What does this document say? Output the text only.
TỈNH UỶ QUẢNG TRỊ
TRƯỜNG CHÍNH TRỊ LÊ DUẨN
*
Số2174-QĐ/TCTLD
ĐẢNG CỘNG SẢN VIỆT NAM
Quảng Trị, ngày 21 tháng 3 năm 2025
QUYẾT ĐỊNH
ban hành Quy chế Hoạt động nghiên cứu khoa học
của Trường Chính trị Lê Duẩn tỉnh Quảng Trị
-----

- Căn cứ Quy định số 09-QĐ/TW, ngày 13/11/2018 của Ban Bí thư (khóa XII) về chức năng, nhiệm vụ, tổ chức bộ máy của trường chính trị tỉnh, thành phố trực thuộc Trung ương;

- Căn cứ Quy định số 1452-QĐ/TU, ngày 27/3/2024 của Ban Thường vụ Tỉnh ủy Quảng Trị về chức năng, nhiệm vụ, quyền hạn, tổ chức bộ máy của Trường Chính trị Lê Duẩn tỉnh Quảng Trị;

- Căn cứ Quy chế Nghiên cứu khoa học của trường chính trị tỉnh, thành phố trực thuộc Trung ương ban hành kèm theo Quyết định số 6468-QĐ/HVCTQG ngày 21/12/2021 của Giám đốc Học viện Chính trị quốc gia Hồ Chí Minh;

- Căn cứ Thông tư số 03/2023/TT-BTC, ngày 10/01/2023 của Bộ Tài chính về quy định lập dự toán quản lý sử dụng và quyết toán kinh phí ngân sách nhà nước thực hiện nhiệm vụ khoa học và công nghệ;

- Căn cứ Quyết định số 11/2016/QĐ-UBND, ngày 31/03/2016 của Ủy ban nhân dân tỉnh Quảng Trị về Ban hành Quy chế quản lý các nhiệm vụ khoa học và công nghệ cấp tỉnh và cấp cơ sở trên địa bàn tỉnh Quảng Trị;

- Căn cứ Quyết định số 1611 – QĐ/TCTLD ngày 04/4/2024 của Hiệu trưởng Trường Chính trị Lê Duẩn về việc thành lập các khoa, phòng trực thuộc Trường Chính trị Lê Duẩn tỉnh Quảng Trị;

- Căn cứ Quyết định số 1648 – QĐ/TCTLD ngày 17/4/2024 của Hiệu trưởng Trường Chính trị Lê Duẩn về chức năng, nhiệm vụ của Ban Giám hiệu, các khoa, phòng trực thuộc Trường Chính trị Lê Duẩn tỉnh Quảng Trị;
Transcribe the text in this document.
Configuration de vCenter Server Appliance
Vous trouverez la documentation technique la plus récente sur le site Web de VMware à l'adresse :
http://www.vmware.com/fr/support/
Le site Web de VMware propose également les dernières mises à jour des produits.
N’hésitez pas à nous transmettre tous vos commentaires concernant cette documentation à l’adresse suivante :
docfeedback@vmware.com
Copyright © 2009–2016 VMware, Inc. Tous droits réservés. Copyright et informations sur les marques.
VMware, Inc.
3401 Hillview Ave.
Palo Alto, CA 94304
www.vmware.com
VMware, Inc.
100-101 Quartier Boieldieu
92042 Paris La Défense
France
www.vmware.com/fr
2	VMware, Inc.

...

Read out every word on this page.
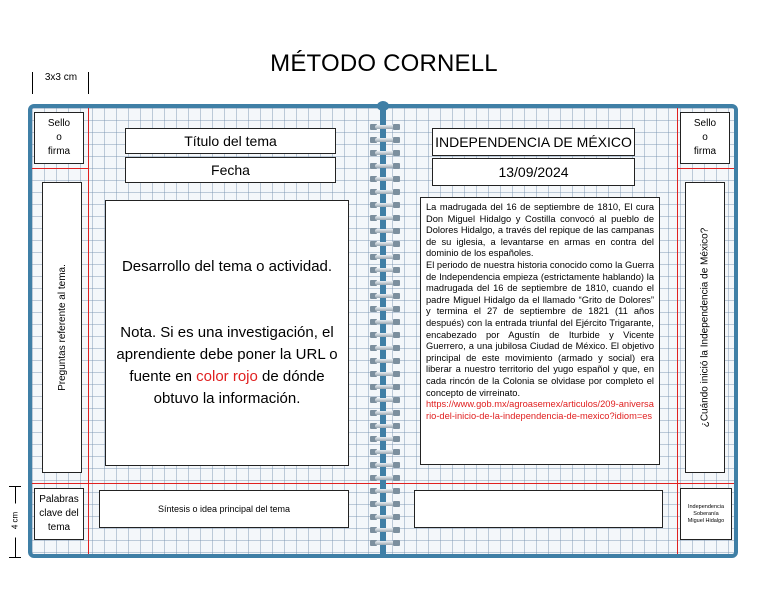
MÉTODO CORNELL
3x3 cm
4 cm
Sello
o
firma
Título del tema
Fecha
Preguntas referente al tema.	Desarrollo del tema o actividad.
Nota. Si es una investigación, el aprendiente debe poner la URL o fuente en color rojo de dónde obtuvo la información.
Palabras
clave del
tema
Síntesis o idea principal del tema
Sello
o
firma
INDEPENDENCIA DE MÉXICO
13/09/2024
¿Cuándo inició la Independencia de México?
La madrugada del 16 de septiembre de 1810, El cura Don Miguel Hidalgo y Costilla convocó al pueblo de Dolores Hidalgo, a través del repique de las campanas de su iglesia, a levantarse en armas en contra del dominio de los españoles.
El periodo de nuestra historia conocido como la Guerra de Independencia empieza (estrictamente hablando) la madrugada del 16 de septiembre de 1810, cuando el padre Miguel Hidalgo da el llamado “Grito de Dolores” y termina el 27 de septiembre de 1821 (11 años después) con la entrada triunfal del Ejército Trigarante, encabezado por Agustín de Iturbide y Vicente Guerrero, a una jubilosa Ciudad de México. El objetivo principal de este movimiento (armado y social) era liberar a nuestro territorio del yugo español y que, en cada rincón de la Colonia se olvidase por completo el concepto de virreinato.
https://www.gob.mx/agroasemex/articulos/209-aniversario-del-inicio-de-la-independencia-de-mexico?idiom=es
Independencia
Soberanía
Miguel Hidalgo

* * *

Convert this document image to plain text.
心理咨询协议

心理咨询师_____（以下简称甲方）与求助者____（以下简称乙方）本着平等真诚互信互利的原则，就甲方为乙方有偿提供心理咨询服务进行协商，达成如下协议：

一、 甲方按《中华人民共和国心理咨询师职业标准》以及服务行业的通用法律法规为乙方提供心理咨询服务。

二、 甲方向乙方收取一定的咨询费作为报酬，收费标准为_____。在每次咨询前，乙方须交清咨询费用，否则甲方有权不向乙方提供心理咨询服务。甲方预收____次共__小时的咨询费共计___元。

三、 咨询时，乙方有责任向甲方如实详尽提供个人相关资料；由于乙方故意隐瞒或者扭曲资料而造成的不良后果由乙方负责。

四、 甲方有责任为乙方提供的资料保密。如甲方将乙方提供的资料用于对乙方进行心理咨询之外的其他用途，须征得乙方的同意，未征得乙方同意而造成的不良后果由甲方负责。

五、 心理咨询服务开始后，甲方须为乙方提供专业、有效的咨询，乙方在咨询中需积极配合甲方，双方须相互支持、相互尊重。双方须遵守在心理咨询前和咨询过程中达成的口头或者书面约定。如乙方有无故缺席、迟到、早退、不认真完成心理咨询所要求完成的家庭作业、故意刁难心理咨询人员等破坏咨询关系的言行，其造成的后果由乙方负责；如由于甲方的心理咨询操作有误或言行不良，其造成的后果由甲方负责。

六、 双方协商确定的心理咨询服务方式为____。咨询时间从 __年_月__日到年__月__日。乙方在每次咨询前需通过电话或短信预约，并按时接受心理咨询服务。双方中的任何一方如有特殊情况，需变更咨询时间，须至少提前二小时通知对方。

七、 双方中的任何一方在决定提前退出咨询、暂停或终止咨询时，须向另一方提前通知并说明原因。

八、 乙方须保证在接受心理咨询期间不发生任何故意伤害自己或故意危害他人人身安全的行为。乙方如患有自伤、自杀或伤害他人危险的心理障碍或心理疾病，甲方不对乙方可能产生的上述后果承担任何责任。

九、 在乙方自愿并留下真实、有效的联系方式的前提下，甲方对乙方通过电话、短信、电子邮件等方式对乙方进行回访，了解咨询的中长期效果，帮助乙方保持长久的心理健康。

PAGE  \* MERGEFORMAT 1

Given exercise — Select every line of the records holding the string "TCTLD".

Solved exercise —
Số2174-QĐ/TCTLD
- Căn cứ Quyết định số 1611 – QĐ/TCTLD ngày 04/4/2024 của Hiệu trưởng Trường Chính trị Lê Duẩn về việc thành lập các khoa, phòng trực thuộc Trường Chính trị Lê Duẩn tỉnh Quảng Trị;
- Căn cứ Quyết định số 1648 – QĐ/TCTLD ngày 17/4/2024 của Hiệu trưởng Trường Chính trị Lê Duẩn về chức năng, nhiệm vụ của Ban Giám hiệu, các khoa, phòng trực thuộc Trường Chính trị Lê Duẩn tỉnh Quảng Trị;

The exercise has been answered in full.